* [GOAL]:
Rewrite the data below with every "text-row" renamed to "prose-line" and everything else unchanged. Leave the pictures out.

[Source data]
|---|
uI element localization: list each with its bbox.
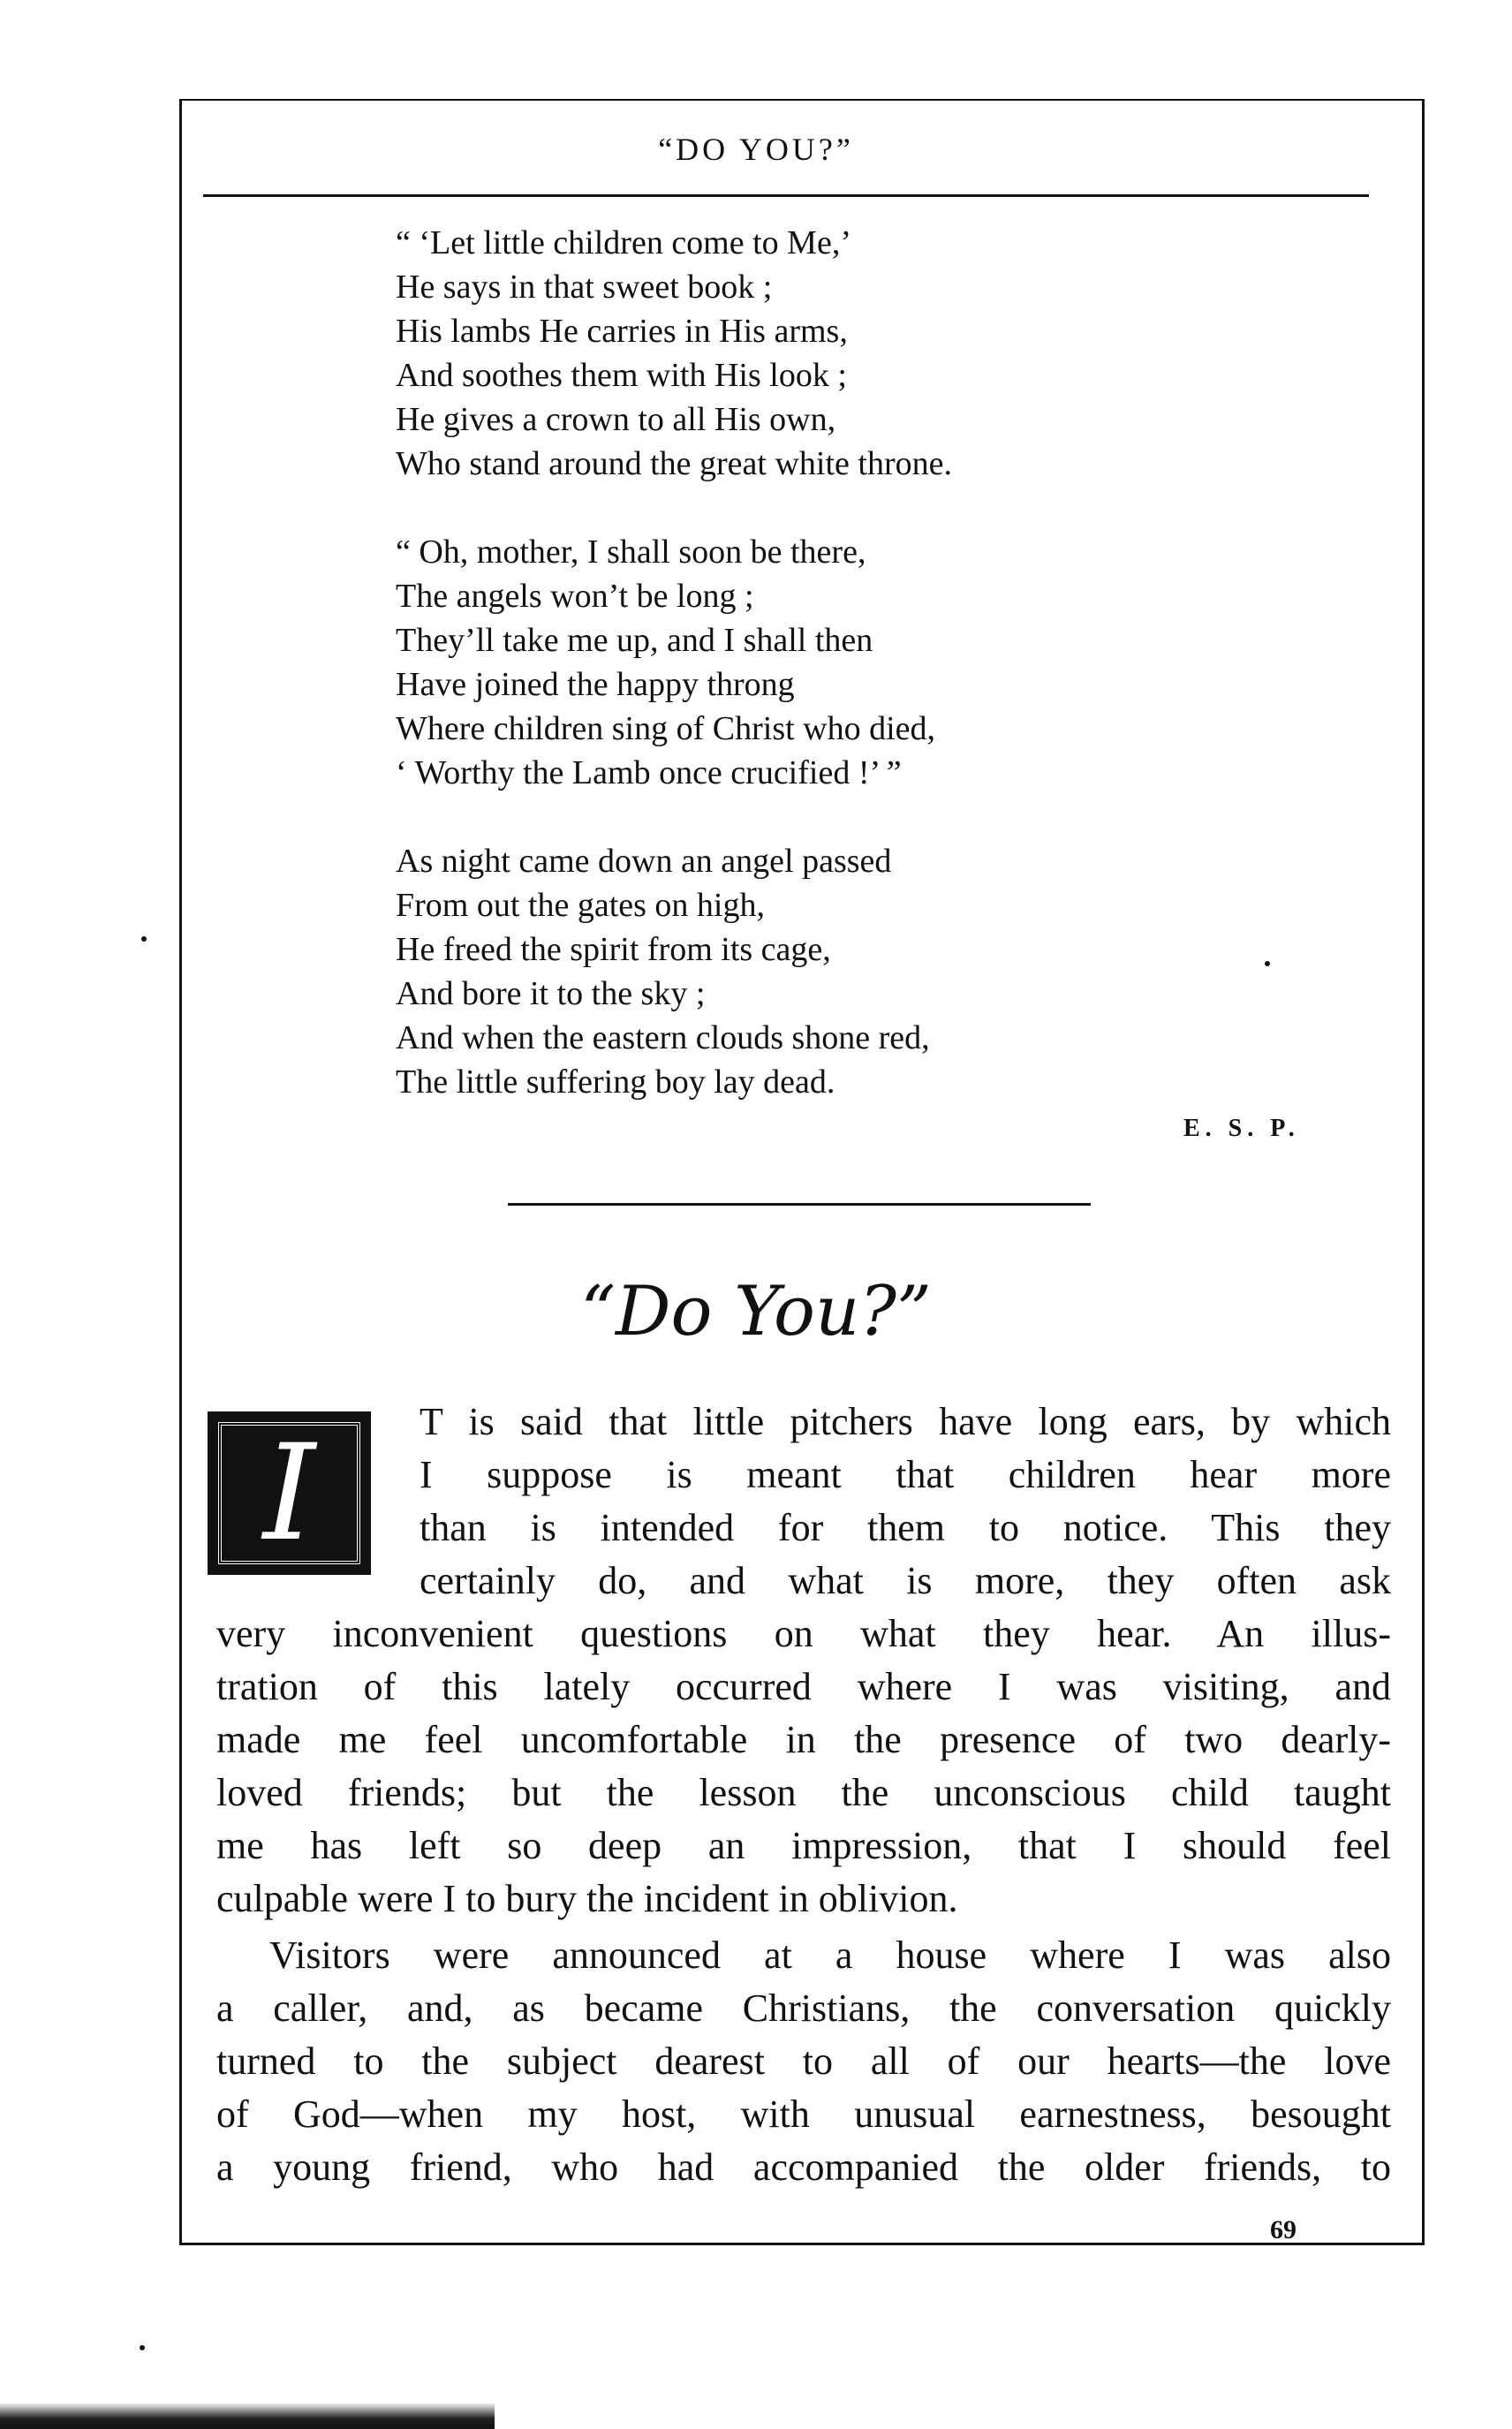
poem-line: And soothes them with His look ; [396,357,847,394]
text-row: loved friends; but the lesson the unconscious child taught [216,1771,1391,1814]
text-row: I suppose is meant that children hear more [420,1453,1391,1496]
poem-stanza-1 [396,221,952,486]
poem-line: Have joined the happy throng [396,666,795,703]
text-row: a young friend, who had accompanied the older friends, to [216,2145,1391,2189]
poem-line: He gives a crown to all His own, [396,401,836,438]
text-row: of God—when my host, with unusual earnestness, besought [216,2092,1391,2136]
poem-line: “ ‘Let little children come to Me,’ [396,224,851,261]
poem-line: From out the gates on high, [396,887,765,924]
article-paragraph-2 [216,1929,1391,2194]
poem-line: Where children sing of Christ who died, [396,710,936,747]
text-row: very inconvenient questions on what they hear. An illus- [216,1612,1391,1655]
print-speck [140,2345,145,2350]
section-divider [508,1203,1091,1206]
text-row: certainly do, and what is more, they often ask [420,1559,1391,1602]
poem-line: The angels won’t be long ; [396,578,754,615]
poem-stanza-3 [396,839,952,1104]
poem-line: And bore it to the sky ; [396,975,706,1012]
poem-line: They’ll take me up, and I shall then [396,622,873,659]
text-row: Visitors were announced at a house where I was also [269,1933,1391,1977]
print-speck [1265,961,1270,966]
poem-signature: E. S. P. [1183,1115,1300,1142]
head-rule [203,194,1369,197]
text-row: T is said that little pitchers have long ears, by which [420,1400,1391,1443]
text-row: turned to the subject dearest to all of our hearts—the love [216,2039,1391,2083]
text-row: than is intended for them to notice. This they [420,1506,1391,1549]
poem-line: His lambs He carries in His arms, [396,313,848,350]
poem-line: And when the eastern clouds shone red, [396,1019,930,1056]
poem [396,221,952,1148]
poem-line: Who stand around the great white throne. [396,445,952,482]
print-speck [141,936,147,942]
poem-line: “ Oh, mother, I shall soon be there, [396,533,866,571]
poem-line: He freed the spirit from its cage, [396,931,831,968]
article-title: “Do You?” [580,1272,932,1351]
ornamental-dropcap: I [208,1411,371,1575]
running-head: “DO YOU?” [658,132,854,167]
text-row: tration of this lately occurred where I was visiting, and [216,1665,1391,1708]
page-number: 69 [1270,2215,1297,2244]
poem-stanza-2 [396,530,952,795]
poem-line: As night came down an angel passed [396,843,892,880]
article-paragraph-1 [216,1396,1391,1926]
text-row: made me feel uncomfortable in the presence of two dearly- [216,1718,1391,1761]
scan-edge-shadow [0,2403,495,2429]
text-row: me has left so deep an impression, that I should feel [216,1824,1391,1867]
poem-line: ‘ Worthy the Lamb once crucified !’ ” [396,754,902,791]
poem-line: He says in that sweet book ; [396,269,773,306]
text-row: a caller, and, as became Christians, the conversation quickly [216,1986,1391,2030]
text-row: culpable were I to bury the incident in oblivion. [216,1877,958,1920]
poem-line: The little suffering boy lay dead. [396,1063,835,1101]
|---|
* [THE REPLY]:
uI element localization: list each with its bbox.
poem-line: And soothes them with His look ; [396,357,847,394]
prose-line: loved friends; but the lesson the unconscious child taught [216,1771,1391,1814]
prose-line: I suppose is meant that children hear more [420,1453,1391,1496]
poem-stanza-1 [396,221,952,486]
poem-line: Have joined the happy throng [396,666,795,703]
prose-line: a young friend, who had accompanied the older friends, to [216,2145,1391,2189]
poem-line: He gives a crown to all His own, [396,401,836,438]
prose-line: of God—when my host, with unusual earnestness, besought [216,2092,1391,2136]
poem-line: “ ‘Let little children come to Me,’ [396,224,851,261]
poem-line: From out the gates on high, [396,887,765,924]
article-paragraph-2 [216,1929,1391,2194]
poem-line: Where children sing of Christ who died, [396,710,936,747]
prose-line: very inconvenient questions on what they hear. An illus- [216,1612,1391,1655]
print-speck [140,2345,145,2350]
section-divider [508,1203,1091,1206]
prose-line: certainly do, and what is more, they often ask [420,1559,1391,1602]
poem-line: The angels won’t be long ; [396,578,754,615]
poem-stanza-3 [396,839,952,1104]
poem-line: And bore it to the sky ; [396,975,706,1012]
poem-line: They’ll take me up, and I shall then [396,622,873,659]
prose-line: Visitors were announced at a house where I was also [269,1933,1391,1977]
print-speck [1265,961,1270,966]
poem-signature: E. S. P. [1183,1115,1300,1142]
head-rule [203,194,1369,197]
prose-line: T is said that little pitchers have long ears, by which [420,1400,1391,1443]
prose-line: turned to the subject dearest to all of our hearts—the love [216,2039,1391,2083]
prose-line: than is intended for them to notice. This they [420,1506,1391,1549]
poem-line: His lambs He carries in His arms, [396,313,848,350]
poem-line: And when the eastern clouds shone red, [396,1019,930,1056]
poem [396,221,952,1148]
poem-line: Who stand around the great white throne. [396,445,952,482]
print-speck [141,936,147,942]
poem-line: “ Oh, mother, I shall soon be there, [396,533,866,571]
poem-line: He freed the spirit from its cage, [396,931,831,968]
article-title: “Do You?” [580,1272,932,1351]
ornamental-dropcap: I [208,1411,371,1575]
running-head: “DO YOU?” [658,132,854,167]
prose-line: tration of this lately occurred where I was visiting, and [216,1665,1391,1708]
page-number: 69 [1270,2215,1297,2244]
poem-stanza-2 [396,530,952,795]
poem-line: As night came down an angel passed [396,843,892,880]
article-paragraph-1 [216,1396,1391,1926]
prose-line: made me feel uncomfortable in the presence of two dearly- [216,1718,1391,1761]
scan-edge-shadow [0,2403,495,2429]
prose-line: me has left so deep an impression, that I should feel [216,1824,1391,1867]
poem-line: ‘ Worthy the Lamb once crucified !’ ” [396,754,902,791]
poem-line: He says in that sweet book ; [396,269,773,306]
prose-line: a caller, and, as became Christians, the conversation quickly [216,1986,1391,2030]
prose-line: culpable were I to bury the incident in oblivion. [216,1877,958,1920]
poem-line: The little suffering boy lay dead. [396,1063,835,1101]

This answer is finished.